=== REQUEST ===
An exact copy of the records is required, minus the pictures they hold.

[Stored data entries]
----------

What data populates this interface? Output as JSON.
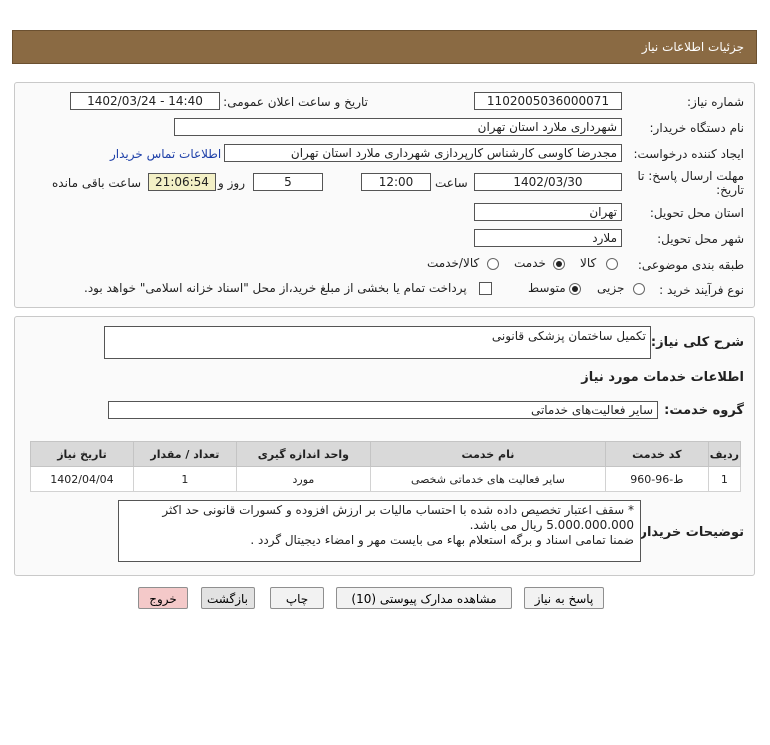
{
  "header": {
    "title": "جزئیات اطلاعات نیاز"
  },
  "fields": {
    "need_number_label": "شماره نیاز:",
    "need_number": "1102005036000071",
    "announce_label": "تاریخ و ساعت اعلان عمومی:",
    "announce_value": "1402/03/24 - 14:40",
    "buyer_label": "نام دستگاه خریدار:",
    "buyer_value": "شهرداری ملارد استان تهران",
    "creator_label": "ایجاد کننده درخواست:",
    "creator_value": "مجدرضا کاوسی کارشناس کارپردازی شهرداری ملارد استان تهران",
    "contact_link": "اطلاعات تماس خریدار",
    "deadline_label_1": "مهلت ارسال پاسخ: تا",
    "deadline_label_2": "تاریخ:",
    "deadline_date": "1402/03/30",
    "time_label": "ساعت",
    "deadline_time": "12:00",
    "days_value": "5",
    "days_label": "روز و",
    "remaining_time": "21:06:54",
    "remaining_label": "ساعت باقی مانده",
    "province_label": "استان محل تحویل:",
    "province_value": "تهران",
    "city_label": "شهر محل تحویل:",
    "city_value": "ملارد",
    "category_label": "طبقه بندی موضوعی:",
    "category_options": [
      "کالا",
      "خدمت",
      "کالا/خدمت"
    ],
    "process_label": "نوع فرآیند خرید :",
    "process_options": [
      "جزیی",
      "متوسط"
    ],
    "payment_note": "پرداخت تمام یا بخشی از مبلغ خرید،از محل \"اسناد خزانه اسلامی\" خواهد بود."
  },
  "summary": {
    "label": "شرح کلی نیاز:",
    "value": "تکمیل ساختمان پزشکی قانونی",
    "services_title": "اطلاعات خدمات مورد نیاز",
    "group_label": "گروه خدمت:",
    "group_value": "سایر فعالیت‌های خدماتی"
  },
  "table": {
    "headers": [
      "ردیف",
      "کد خدمت",
      "نام خدمت",
      "واحد اندازه گیری",
      "تعداد / مقدار",
      "تاریخ نیاز"
    ],
    "rows": [
      [
        "1",
        "ط-96-960",
        "سایر فعالیت های خدماتی شخصی",
        "مورد",
        "1",
        "1402/04/04"
      ]
    ]
  },
  "description": {
    "label": "توضیحات خریدار:",
    "line1": "* سقف اعتبار تخصیص داده شده با احتساب مالیات بر ارزش افزوده و کسورات قانونی حد اکثر",
    "line2": "5.000.000.000 ریال می باشد.",
    "line3": "ضمنا تمامی اسناد و برگه استعلام بهاء می بایست مهر و امضاء دیجیتال گردد ."
  },
  "buttons": {
    "reply": "پاسخ به نیاز",
    "attachments": "مشاهده مدارک پیوستی (10)",
    "print": "چاپ",
    "back": "بازگشت",
    "exit": "خروج"
  }
}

----------

=== ANSWER TO THE TASK ===
What data populates this interface? Output as JSON.
{
  "header": {
    "title": "جزئیات اطلاعات نیاز"
  },
  "fields": {
    "need_number_label": "شماره نیاز:",
    "need_number": "1102005036000071",
    "announce_label": "تاریخ و ساعت اعلان عمومی:",
    "announce_value": "1402/03/24 - 14:40",
    "buyer_label": "نام دستگاه خریدار:",
    "buyer_value": "شهرداری ملارد استان تهران",
    "creator_label": "ایجاد کننده درخواست:",
    "creator_value": "مجدرضا کاوسی کارشناس کارپردازی شهرداری ملارد استان تهران",
    "contact_link": "اطلاعات تماس خریدار",
    "deadline_label_1": "مهلت ارسال پاسخ: تا",
    "deadline_label_2": "تاریخ:",
    "deadline_date": "1402/03/30",
    "time_label": "ساعت",
    "deadline_time": "12:00",
    "days_value": "5",
    "days_label": "روز و",
    "remaining_time": "21:06:54",
    "remaining_label": "ساعت باقی مانده",
    "province_label": "استان محل تحویل:",
    "province_value": "تهران",
    "city_label": "شهر محل تحویل:",
    "city_value": "ملارد",
    "category_label": "طبقه بندی موضوعی:",
    "category_options": [
      "کالا",
      "خدمت",
      "کالا/خدمت"
    ],
    "process_label": "نوع فرآیند خرید :",
    "process_options": [
      "جزیی",
      "متوسط"
    ],
    "payment_note": "پرداخت تمام یا بخشی از مبلغ خرید،از محل \"اسناد خزانه اسلامی\" خواهد بود."
  },
  "summary": {
    "label": "شرح کلی نیاز:",
    "value": "تکمیل ساختمان پزشکی قانونی",
    "services_title": "اطلاعات خدمات مورد نیاز",
    "group_label": "گروه خدمت:",
    "group_value": "سایر فعالیت‌های خدماتی"
  },
  "table": {
    "headers": [
      "ردیف",
      "کد خدمت",
      "نام خدمت",
      "واحد اندازه گیری",
      "تعداد / مقدار",
      "تاریخ نیاز"
    ],
    "rows": [
      [
        "1",
        "ط-96-960",
        "سایر فعالیت های خدماتی شخصی",
        "مورد",
        "1",
        "1402/04/04"
      ]
    ]
  },
  "description": {
    "label": "توضیحات خریدار:",
    "line1": "* سقف اعتبار تخصیص داده شده با احتساب مالیات بر ارزش افزوده و کسورات قانونی حد اکثر",
    "line2": "5.000.000.000 ریال می باشد.",
    "line3": "ضمنا تمامی اسناد و برگه استعلام بهاء می بایست مهر و امضاء دیجیتال گردد ."
  },
  "buttons": {
    "reply": "پاسخ به نیاز",
    "attachments": "مشاهده مدارک پیوستی (10)",
    "print": "چاپ",
    "back": "بازگشت",
    "exit": "خروج"
  }
}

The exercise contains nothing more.